──────── Dataset excerpts ────────

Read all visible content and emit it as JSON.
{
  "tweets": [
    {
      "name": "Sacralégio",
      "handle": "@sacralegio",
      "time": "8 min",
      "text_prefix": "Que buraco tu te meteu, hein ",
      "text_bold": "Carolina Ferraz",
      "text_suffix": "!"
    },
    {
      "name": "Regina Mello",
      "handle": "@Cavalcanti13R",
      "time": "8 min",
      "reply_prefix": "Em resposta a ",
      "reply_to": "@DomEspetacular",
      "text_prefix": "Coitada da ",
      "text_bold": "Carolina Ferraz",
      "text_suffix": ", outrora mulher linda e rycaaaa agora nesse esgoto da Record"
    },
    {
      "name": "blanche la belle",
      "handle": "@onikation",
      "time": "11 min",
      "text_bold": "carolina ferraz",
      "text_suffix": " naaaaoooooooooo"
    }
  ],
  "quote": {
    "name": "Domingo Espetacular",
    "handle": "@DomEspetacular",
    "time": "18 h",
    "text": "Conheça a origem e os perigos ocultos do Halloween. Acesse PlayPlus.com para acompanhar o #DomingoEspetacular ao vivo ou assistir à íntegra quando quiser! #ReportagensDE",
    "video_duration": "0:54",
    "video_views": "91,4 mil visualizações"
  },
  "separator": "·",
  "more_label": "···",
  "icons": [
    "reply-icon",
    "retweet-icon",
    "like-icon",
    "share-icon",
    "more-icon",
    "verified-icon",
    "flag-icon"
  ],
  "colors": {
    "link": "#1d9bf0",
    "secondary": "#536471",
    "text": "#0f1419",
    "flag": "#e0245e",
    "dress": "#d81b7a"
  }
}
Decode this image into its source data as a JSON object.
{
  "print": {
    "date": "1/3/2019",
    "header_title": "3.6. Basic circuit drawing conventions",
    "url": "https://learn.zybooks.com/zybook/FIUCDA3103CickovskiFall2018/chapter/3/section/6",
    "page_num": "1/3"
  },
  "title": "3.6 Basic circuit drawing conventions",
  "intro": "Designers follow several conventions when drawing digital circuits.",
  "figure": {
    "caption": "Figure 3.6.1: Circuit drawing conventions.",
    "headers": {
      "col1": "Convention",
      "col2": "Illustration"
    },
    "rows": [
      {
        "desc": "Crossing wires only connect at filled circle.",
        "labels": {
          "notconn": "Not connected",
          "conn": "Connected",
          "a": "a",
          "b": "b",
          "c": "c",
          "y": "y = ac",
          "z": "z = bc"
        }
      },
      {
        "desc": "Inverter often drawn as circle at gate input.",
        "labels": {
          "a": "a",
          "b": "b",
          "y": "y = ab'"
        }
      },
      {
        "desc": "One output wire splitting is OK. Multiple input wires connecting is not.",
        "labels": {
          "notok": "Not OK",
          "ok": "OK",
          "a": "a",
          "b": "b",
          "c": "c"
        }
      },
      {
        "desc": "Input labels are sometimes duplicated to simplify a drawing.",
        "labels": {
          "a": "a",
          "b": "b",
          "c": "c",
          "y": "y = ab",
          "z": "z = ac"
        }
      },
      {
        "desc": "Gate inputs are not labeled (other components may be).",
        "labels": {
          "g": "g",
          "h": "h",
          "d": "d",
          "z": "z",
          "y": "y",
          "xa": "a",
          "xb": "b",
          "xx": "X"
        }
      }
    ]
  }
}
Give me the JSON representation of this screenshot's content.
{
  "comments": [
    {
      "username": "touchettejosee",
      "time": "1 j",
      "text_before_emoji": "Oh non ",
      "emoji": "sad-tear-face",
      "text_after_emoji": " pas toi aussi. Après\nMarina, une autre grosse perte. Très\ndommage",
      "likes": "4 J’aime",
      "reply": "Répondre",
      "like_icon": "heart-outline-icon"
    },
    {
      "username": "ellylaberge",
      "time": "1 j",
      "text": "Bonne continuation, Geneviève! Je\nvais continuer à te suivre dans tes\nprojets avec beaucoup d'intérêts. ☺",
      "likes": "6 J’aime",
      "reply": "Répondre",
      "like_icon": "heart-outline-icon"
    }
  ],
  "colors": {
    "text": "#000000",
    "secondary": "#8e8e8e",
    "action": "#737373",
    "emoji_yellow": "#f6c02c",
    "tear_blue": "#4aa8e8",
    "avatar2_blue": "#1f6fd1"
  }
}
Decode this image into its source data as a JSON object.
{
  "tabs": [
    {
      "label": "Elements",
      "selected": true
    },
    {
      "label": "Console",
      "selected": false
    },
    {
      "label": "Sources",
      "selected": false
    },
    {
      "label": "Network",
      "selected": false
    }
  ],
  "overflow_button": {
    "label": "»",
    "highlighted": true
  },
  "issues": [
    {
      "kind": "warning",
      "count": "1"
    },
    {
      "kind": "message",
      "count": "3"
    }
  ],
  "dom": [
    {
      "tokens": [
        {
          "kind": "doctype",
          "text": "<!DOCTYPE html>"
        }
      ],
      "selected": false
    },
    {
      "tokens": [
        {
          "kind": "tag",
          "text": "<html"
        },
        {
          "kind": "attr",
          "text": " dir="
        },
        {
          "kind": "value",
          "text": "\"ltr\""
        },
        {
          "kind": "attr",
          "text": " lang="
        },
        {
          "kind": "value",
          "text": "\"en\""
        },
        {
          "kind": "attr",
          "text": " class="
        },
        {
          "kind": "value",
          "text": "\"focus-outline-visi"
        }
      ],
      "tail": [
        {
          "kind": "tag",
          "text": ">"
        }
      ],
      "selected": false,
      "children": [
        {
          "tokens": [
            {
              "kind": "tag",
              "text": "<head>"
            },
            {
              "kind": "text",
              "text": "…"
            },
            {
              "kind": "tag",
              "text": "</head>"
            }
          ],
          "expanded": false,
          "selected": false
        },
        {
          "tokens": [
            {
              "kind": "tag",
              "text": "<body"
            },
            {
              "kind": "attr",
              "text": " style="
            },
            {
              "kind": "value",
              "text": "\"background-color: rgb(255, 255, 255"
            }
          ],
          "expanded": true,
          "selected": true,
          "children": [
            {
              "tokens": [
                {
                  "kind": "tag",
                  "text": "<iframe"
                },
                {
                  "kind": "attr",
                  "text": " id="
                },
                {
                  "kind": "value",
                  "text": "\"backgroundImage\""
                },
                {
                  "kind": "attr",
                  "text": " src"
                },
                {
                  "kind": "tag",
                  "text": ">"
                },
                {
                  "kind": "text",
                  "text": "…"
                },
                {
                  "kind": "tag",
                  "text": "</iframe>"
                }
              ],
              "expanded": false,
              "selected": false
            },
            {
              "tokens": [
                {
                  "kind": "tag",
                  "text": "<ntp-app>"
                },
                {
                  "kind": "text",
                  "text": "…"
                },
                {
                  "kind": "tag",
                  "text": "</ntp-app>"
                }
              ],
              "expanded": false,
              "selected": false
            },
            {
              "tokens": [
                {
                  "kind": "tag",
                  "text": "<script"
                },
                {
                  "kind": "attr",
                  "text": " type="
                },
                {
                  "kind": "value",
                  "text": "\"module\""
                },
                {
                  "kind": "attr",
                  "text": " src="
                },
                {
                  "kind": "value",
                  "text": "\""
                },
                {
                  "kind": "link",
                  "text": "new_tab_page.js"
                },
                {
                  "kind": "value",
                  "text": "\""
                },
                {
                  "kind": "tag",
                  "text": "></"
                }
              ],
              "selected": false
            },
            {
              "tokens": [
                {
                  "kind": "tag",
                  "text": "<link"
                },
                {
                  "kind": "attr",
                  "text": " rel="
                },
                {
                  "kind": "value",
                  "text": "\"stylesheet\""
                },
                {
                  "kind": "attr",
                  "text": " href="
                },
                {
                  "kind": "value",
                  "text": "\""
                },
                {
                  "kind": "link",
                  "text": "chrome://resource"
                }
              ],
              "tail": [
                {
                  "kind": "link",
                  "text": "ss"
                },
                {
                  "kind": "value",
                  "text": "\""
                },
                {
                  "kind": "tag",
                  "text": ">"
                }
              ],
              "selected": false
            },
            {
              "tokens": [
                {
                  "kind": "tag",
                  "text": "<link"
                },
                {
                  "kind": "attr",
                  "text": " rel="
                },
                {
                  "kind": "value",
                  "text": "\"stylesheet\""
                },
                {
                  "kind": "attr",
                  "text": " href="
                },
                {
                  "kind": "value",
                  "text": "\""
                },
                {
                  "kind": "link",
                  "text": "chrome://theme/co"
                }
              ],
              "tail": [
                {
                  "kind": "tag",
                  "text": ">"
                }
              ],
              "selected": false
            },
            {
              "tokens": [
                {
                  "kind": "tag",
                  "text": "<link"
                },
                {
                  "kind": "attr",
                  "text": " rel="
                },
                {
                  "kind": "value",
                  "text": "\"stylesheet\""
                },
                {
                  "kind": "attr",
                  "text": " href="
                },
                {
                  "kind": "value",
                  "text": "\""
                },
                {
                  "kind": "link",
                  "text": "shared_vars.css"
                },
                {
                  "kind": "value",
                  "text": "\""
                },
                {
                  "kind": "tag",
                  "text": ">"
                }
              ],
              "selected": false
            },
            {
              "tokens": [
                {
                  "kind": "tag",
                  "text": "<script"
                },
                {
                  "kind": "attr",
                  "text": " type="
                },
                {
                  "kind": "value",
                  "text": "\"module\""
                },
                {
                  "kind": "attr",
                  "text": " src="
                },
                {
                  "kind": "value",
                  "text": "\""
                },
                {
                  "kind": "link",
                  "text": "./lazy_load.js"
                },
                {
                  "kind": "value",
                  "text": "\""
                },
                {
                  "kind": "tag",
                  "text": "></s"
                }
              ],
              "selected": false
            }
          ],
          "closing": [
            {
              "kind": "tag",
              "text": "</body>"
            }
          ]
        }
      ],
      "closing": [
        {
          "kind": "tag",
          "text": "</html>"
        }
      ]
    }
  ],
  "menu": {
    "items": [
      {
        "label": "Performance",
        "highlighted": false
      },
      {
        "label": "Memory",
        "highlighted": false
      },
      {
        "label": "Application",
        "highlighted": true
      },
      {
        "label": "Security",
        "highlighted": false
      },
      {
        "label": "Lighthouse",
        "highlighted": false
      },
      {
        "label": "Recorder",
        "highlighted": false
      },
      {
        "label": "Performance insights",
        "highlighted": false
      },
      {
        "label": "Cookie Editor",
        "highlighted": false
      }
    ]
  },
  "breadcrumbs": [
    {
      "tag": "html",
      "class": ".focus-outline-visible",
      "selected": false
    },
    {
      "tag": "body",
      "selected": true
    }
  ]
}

────────

Problem to work on: Find how many lines include the string "true" and report that number alone.

Task output: 6